### Records
■ ■ ■ ■ ■ ■ ■

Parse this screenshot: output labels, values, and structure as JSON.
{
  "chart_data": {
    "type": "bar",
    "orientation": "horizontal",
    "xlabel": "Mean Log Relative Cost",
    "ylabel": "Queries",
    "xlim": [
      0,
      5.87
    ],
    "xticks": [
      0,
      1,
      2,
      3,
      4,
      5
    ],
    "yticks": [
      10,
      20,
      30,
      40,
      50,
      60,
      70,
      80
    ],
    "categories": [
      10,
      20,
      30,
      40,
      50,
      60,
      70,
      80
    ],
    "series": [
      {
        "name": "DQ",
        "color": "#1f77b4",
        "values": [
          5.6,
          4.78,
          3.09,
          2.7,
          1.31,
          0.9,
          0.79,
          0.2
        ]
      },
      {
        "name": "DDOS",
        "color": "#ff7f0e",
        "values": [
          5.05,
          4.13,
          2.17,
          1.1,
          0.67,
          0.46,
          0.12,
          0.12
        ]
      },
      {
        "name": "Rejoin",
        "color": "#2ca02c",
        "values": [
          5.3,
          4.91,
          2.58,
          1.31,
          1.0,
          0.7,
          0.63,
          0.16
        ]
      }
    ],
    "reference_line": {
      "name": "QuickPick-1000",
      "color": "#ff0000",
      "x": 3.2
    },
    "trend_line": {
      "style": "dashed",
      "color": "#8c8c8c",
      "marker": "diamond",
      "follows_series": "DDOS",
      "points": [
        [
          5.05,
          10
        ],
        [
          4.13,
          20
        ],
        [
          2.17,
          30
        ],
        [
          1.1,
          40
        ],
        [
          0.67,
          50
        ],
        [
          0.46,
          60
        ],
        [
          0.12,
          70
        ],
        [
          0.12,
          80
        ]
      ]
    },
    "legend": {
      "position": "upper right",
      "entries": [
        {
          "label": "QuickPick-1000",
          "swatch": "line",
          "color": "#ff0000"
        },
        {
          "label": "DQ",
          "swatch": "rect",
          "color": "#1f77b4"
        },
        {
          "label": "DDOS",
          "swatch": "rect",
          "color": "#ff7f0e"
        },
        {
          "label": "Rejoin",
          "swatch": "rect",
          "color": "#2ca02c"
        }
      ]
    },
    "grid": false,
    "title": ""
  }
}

■ ■ ■ ■ ■ ■ ■

### Exercise instructions
From the listing above, find the number of lines with the word "QuickPick" in them. Answer with the number only.

### Exercise answer
2